Short task
Assemble all lines in which the string "logo" appears.

[Dataset entries on figures]
....

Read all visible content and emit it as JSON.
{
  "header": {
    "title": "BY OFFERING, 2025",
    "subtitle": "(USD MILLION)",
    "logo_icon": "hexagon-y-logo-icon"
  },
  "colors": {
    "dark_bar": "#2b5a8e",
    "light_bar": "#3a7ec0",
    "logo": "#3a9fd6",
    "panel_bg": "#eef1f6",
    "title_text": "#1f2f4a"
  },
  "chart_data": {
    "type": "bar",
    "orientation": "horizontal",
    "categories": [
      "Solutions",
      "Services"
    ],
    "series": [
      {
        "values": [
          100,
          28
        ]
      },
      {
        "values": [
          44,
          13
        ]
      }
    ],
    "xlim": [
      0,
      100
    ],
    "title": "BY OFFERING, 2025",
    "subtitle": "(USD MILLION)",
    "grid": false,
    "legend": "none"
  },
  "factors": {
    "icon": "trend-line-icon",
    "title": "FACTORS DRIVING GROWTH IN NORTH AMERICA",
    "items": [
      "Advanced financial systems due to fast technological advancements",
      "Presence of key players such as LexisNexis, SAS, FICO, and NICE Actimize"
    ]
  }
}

....

Task result
    "logo_icon": "hexagon-y-logo-icon"
    "logo": "#3a9fd6",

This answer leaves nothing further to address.